Omit the pictures, then write out every entry exactly as it reads.

++++++

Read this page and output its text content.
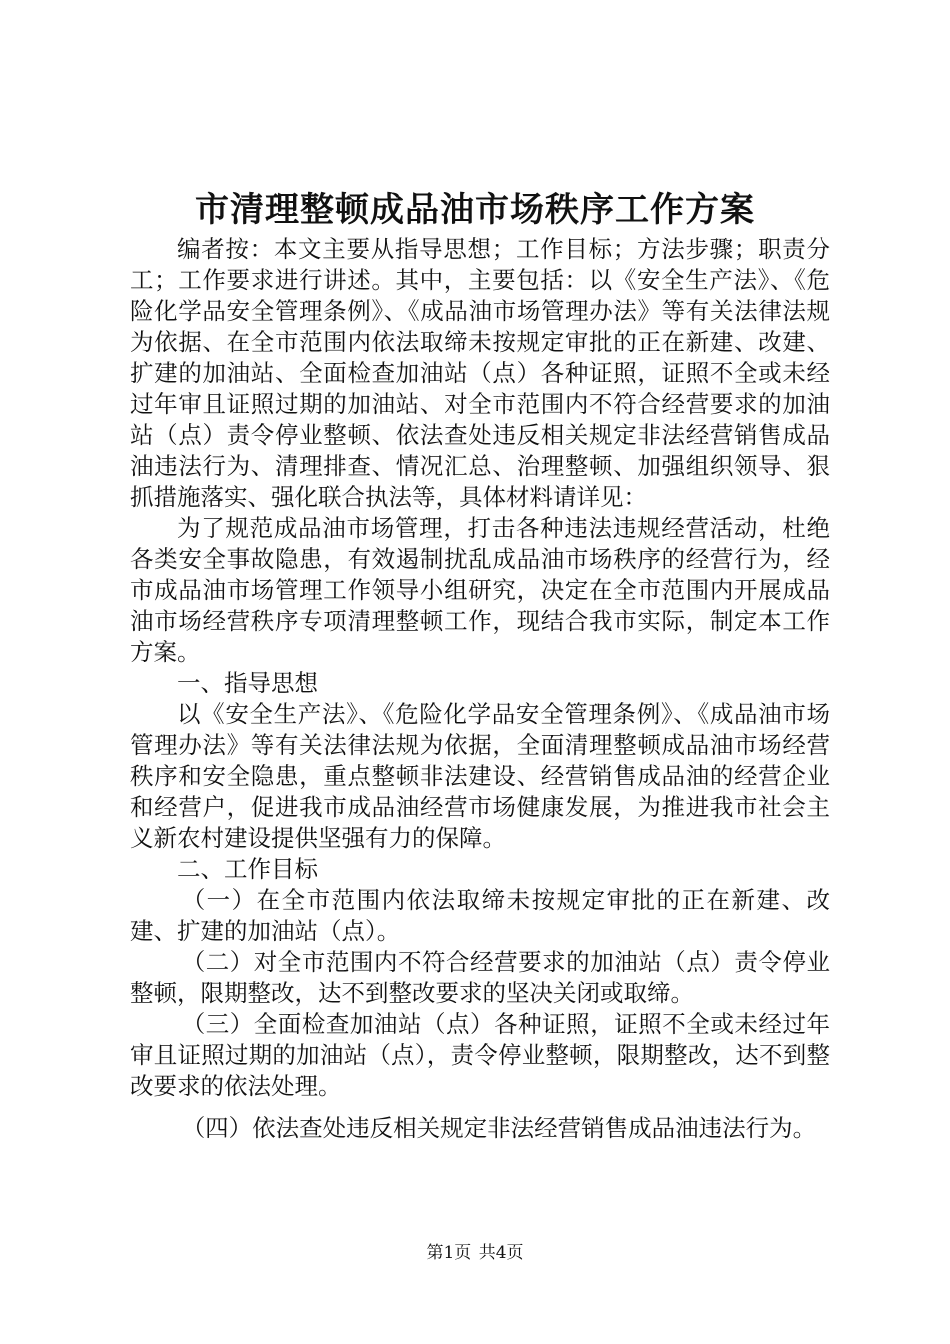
市清理整顿成品油市场秩序工作方案

编者按：本文主要从指导思想；工作目标；方法步骤；职责分工；工作要求进行讲述。其中，主要包括：以《安全生产法》、《危险化学品安全管理条例》、《成品油市场管理办法》等有关法律法规为依据、在全市范围内依法取缔未按规定审批的正在新建、改建、扩建的加油站、全面检查加油站（点）各种证照，证照不全或未经过年审且证照过期的加油站、对全市范围内不符合经营要求的加油站（点）责令停业整顿、依法查处违反相关规定非法经营销售成品油违法行为、清理排查、情况汇总、治理整顿、加强组织领导、狠抓措施落实、强化联合执法等，具体材料请详见：

为了规范成品油市场管理，打击各种违法违规经营活动，杜绝各类安全事故隐患，有效遏制扰乱成品油市场秩序的经营行为，经市成品油市场管理工作领导小组研究，决定在全市范围内开展成品油市场经营秩序专项清理整顿工作，现结合我市实际，制定本工作方案。

一、指导思想

以《安全生产法》、《危险化学品安全管理条例》、《成品油市场管理办法》等有关法律法规为依据，全面清理整顿成品油市场经营秩序和安全隐患，重点整顿非法建设、经营销售成品油的经营企业和经营户，促进我市成品油经营市场健康发展，为推进我市社会主义新农村建设提供坚强有力的保障。

二、工作目标

（一）在全市范围内依法取缔未按规定审批的正在新建、改建、扩建的加油站（点）。

（二）对全市范围内不符合经营要求的加油站（点）责令停业整顿，限期整改，达不到整改要求的坚决关闭或取缔。

（三）全面检查加油站（点）各种证照，证照不全或未经过年审且证照过期的加油站（点），责令停业整顿，限期整改，达不到整改要求的依法处理。

（四）依法查处违反相关规定非法经营销售成品油违法行为。

第1页 共4页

++++++

## Solution to the problem
Read this page and output its text content.
市清理整顿成品油市场秩序工作方案

编者按：本文主要从指导思想；工作目标；方法步骤；职责分工；工作要求进行讲述。其中，主要包括：以《安全生产法》、《危险化学品安全管理条例》、《成品油市场管理办法》等有关法律法规为依据、在全市范围内依法取缔未按规定审批的正在新建、改建、扩建的加油站、全面检查加油站（点）各种证照，证照不全或未经过年审且证照过期的加油站、对全市范围内不符合经营要求的加油站（点）责令停业整顿、依法查处违反相关规定非法经营销售成品油违法行为、清理排查、情况汇总、治理整顿、加强组织领导、狠抓措施落实、强化联合执法等，具体材料请详见：

为了规范成品油市场管理，打击各种违法违规经营活动，杜绝各类安全事故隐患，有效遏制扰乱成品油市场秩序的经营行为，经市成品油市场管理工作领导小组研究，决定在全市范围内开展成品油市场经营秩序专项清理整顿工作，现结合我市实际，制定本工作方案。

一、指导思想

以《安全生产法》、《危险化学品安全管理条例》、《成品油市场管理办法》等有关法律法规为依据，全面清理整顿成品油市场经营秩序和安全隐患，重点整顿非法建设、经营销售成品油的经营企业和经营户，促进我市成品油经营市场健康发展，为推进我市社会主义新农村建设提供坚强有力的保障。

二、工作目标

（一）在全市范围内依法取缔未按规定审批的正在新建、改建、扩建的加油站（点）。

（二）对全市范围内不符合经营要求的加油站（点）责令停业整顿，限期整改，达不到整改要求的坚决关闭或取缔。

（三）全面检查加油站（点）各种证照，证照不全或未经过年审且证照过期的加油站（点），责令停业整顿，限期整改，达不到整改要求的依法处理。

（四）依法查处违反相关规定非法经营销售成品油违法行为。

第1页 共4页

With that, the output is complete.